Return each of the records below word for word, changing nothing.

BEGIN Record set

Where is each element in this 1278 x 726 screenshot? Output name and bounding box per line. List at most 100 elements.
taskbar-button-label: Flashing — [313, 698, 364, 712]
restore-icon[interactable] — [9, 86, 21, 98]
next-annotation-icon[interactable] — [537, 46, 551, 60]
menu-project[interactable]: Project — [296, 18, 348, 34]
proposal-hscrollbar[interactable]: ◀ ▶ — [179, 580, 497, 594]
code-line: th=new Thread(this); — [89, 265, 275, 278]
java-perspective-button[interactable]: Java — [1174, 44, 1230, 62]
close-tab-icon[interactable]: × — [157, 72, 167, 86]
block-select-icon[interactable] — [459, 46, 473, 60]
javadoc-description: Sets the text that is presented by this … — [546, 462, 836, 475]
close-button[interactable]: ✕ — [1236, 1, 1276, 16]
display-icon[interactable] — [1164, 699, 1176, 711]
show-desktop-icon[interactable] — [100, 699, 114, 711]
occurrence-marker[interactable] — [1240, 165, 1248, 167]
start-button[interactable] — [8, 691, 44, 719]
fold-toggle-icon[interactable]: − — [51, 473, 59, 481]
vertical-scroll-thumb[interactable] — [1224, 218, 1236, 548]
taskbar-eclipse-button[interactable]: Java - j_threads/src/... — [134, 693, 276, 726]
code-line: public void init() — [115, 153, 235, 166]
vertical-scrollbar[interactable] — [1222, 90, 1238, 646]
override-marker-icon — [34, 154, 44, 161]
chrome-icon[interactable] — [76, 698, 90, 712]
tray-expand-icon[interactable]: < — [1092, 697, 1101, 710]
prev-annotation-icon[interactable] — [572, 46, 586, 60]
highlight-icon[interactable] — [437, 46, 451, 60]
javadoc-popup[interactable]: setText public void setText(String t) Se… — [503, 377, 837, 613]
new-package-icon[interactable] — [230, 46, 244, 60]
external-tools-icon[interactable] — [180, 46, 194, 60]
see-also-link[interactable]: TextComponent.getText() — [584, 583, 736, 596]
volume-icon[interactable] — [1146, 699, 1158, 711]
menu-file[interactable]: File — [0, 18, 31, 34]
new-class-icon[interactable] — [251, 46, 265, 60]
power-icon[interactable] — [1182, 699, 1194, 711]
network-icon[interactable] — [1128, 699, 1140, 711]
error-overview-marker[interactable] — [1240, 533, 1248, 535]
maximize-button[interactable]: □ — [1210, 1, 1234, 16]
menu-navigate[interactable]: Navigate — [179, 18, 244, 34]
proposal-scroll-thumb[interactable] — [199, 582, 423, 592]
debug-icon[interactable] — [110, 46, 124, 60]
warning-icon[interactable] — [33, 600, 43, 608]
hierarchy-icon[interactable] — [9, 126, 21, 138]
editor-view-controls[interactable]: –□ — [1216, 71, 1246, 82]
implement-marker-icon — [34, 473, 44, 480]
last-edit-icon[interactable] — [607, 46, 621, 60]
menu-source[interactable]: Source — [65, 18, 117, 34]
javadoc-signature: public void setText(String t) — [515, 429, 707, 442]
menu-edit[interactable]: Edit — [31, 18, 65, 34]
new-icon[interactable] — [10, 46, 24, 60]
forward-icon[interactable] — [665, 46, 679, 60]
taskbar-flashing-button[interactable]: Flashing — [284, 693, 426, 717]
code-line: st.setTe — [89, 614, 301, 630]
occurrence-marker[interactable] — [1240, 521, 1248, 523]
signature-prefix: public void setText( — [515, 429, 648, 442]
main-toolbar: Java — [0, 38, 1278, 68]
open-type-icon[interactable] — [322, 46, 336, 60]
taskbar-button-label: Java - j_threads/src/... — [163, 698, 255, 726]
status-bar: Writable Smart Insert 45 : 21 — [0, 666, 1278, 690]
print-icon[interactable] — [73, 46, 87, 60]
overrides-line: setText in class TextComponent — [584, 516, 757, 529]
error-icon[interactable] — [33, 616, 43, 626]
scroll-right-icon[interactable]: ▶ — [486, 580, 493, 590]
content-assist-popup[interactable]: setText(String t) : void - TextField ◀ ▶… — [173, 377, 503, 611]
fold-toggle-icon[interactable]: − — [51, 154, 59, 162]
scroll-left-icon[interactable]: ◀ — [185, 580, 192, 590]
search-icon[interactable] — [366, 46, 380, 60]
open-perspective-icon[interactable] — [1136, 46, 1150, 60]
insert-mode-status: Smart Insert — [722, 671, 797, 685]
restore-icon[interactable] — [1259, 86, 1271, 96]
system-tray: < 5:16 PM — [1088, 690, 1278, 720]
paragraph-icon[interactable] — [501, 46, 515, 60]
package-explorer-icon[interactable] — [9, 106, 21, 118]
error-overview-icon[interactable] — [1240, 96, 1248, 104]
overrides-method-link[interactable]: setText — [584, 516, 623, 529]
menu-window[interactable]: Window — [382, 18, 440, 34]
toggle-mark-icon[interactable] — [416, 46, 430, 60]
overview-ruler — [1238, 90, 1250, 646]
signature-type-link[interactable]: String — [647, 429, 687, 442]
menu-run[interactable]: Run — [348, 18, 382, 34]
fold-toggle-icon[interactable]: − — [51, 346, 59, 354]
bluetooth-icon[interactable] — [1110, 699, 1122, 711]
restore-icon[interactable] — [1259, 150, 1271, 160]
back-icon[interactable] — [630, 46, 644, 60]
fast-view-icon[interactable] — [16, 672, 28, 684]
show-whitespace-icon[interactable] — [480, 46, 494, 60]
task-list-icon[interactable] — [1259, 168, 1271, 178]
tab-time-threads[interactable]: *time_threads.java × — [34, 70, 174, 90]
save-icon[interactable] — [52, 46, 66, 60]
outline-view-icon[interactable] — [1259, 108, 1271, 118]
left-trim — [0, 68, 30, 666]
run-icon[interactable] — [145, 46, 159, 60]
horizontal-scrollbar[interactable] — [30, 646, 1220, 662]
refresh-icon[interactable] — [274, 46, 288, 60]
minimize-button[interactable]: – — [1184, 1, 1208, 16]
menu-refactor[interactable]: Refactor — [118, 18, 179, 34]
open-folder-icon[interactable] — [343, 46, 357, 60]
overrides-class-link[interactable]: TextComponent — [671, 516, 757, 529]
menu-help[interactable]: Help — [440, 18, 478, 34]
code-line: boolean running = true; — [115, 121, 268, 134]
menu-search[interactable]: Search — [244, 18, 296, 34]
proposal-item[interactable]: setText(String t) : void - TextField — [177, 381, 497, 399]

END Record set

> **Exercise answer**
Where is each element in this 1278 x 726 screenshot? Output name and bounding box per line. List at most 100 elements.
taskbar-button-label: Flashing — [313, 698, 364, 712]
restore-icon[interactable] — [9, 86, 21, 98]
next-annotation-icon[interactable] — [537, 46, 551, 60]
menu-project[interactable]: Project — [296, 18, 348, 34]
proposal-hscrollbar[interactable]: ◀ ▶ — [179, 580, 497, 594]
code-line: th=new Thread(this); — [89, 265, 275, 278]
java-perspective-button[interactable]: Java — [1174, 44, 1230, 62]
close-tab-icon[interactable]: × — [157, 72, 167, 86]
block-select-icon[interactable] — [459, 46, 473, 60]
javadoc-description: Sets the text that is presented by this … — [546, 462, 836, 475]
close-button[interactable]: ✕ — [1236, 1, 1276, 16]
display-icon[interactable] — [1164, 699, 1176, 711]
show-desktop-icon[interactable] — [100, 699, 114, 711]
occurrence-marker[interactable] — [1240, 165, 1248, 167]
start-button[interactable] — [8, 691, 44, 719]
fold-toggle-icon[interactable]: − — [51, 473, 59, 481]
vertical-scroll-thumb[interactable] — [1224, 218, 1236, 548]
taskbar-eclipse-button[interactable]: Java - j_threads/src/... — [134, 693, 276, 726]
code-line: public void init() — [115, 153, 235, 166]
vertical-scrollbar[interactable] — [1222, 90, 1238, 646]
override-marker-icon — [34, 154, 44, 161]
chrome-icon[interactable] — [76, 698, 90, 712]
tray-expand-icon[interactable]: < — [1092, 697, 1101, 710]
prev-annotation-icon[interactable] — [572, 46, 586, 60]
highlight-icon[interactable] — [437, 46, 451, 60]
javadoc-popup[interactable]: setText public void setText(String t) Se… — [503, 377, 837, 613]
new-package-icon[interactable] — [230, 46, 244, 60]
external-tools-icon[interactable] — [180, 46, 194, 60]
see-also-link[interactable]: TextComponent.getText() — [584, 583, 736, 596]
volume-icon[interactable] — [1146, 699, 1158, 711]
menu-file[interactable]: File — [0, 18, 31, 34]
new-class-icon[interactable] — [251, 46, 265, 60]
power-icon[interactable] — [1182, 699, 1194, 711]
network-icon[interactable] — [1128, 699, 1140, 711]
error-overview-marker[interactable] — [1240, 533, 1248, 535]
maximize-button[interactable]: □ — [1210, 1, 1234, 16]
menu-navigate[interactable]: Navigate — [179, 18, 244, 34]
proposal-scroll-thumb[interactable] — [199, 582, 423, 592]
debug-icon[interactable] — [110, 46, 124, 60]
warning-icon[interactable] — [33, 600, 43, 608]
hierarchy-icon[interactable] — [9, 126, 21, 138]
editor-view-controls[interactable]: –□ — [1216, 71, 1246, 82]
implement-marker-icon — [34, 473, 44, 480]
last-edit-icon[interactable] — [607, 46, 621, 60]
menu-source[interactable]: Source — [65, 18, 117, 34]
javadoc-signature: public void setText(String t) — [515, 429, 707, 442]
menu-edit[interactable]: Edit — [31, 18, 65, 34]
new-icon[interactable] — [10, 46, 24, 60]
forward-icon[interactable] — [665, 46, 679, 60]
taskbar-flashing-button[interactable]: Flashing — [284, 693, 426, 717]
code-line: st.setTe — [89, 614, 301, 630]
occurrence-marker[interactable] — [1240, 521, 1248, 523]
signature-prefix: public void setText( — [515, 429, 648, 442]
main-toolbar: Java — [0, 38, 1278, 68]
open-type-icon[interactable] — [322, 46, 336, 60]
taskbar-button-label: Java - j_threads/src/... — [163, 698, 255, 726]
status-bar: Writable Smart Insert 45 : 21 — [0, 666, 1278, 690]
print-icon[interactable] — [73, 46, 87, 60]
overrides-line: setText in class TextComponent — [584, 516, 757, 529]
error-icon[interactable] — [33, 616, 43, 626]
scroll-right-icon[interactable]: ▶ — [486, 580, 493, 590]
content-assist-popup[interactable]: setText(String t) : void - TextField ◀ ▶… — [173, 377, 503, 611]
fold-toggle-icon[interactable]: − — [51, 154, 59, 162]
scroll-left-icon[interactable]: ◀ — [185, 580, 192, 590]
search-icon[interactable] — [366, 46, 380, 60]
open-perspective-icon[interactable] — [1136, 46, 1150, 60]
insert-mode-status: Smart Insert — [722, 671, 797, 685]
restore-icon[interactable] — [1259, 86, 1271, 96]
system-tray: < 5:16 PM — [1088, 690, 1278, 720]
paragraph-icon[interactable] — [501, 46, 515, 60]
package-explorer-icon[interactable] — [9, 106, 21, 118]
error-overview-icon[interactable] — [1240, 96, 1248, 104]
overrides-method-link[interactable]: setText — [584, 516, 623, 529]
menu-window[interactable]: Window — [382, 18, 440, 34]
toggle-mark-icon[interactable] — [416, 46, 430, 60]
overview-ruler — [1238, 90, 1250, 646]
signature-type-link[interactable]: String — [647, 429, 687, 442]
menu-run[interactable]: Run — [348, 18, 382, 34]
fold-toggle-icon[interactable]: − — [51, 346, 59, 354]
bluetooth-icon[interactable] — [1110, 699, 1122, 711]
restore-icon[interactable] — [1259, 150, 1271, 160]
back-icon[interactable] — [630, 46, 644, 60]
fast-view-icon[interactable] — [16, 672, 28, 684]
show-whitespace-icon[interactable] — [480, 46, 494, 60]
task-list-icon[interactable] — [1259, 168, 1271, 178]
tab-time-threads[interactable]: *time_threads.java × — [34, 70, 174, 90]
save-icon[interactable] — [52, 46, 66, 60]
outline-view-icon[interactable] — [1259, 108, 1271, 118]
left-trim — [0, 68, 30, 666]
run-icon[interactable] — [145, 46, 159, 60]
horizontal-scrollbar[interactable] — [30, 646, 1220, 662]
refresh-icon[interactable] — [274, 46, 288, 60]
minimize-button[interactable]: – — [1184, 1, 1208, 16]
menu-refactor[interactable]: Refactor — [118, 18, 179, 34]
open-folder-icon[interactable] — [343, 46, 357, 60]
overrides-class-link[interactable]: TextComponent — [671, 516, 757, 529]
menu-help[interactable]: Help — [440, 18, 478, 34]
code-line: boolean running = true; — [115, 121, 268, 134]
menu-search[interactable]: Search — [244, 18, 296, 34]
proposal-item[interactable]: setText(String t) : void - TextField — [177, 381, 497, 399]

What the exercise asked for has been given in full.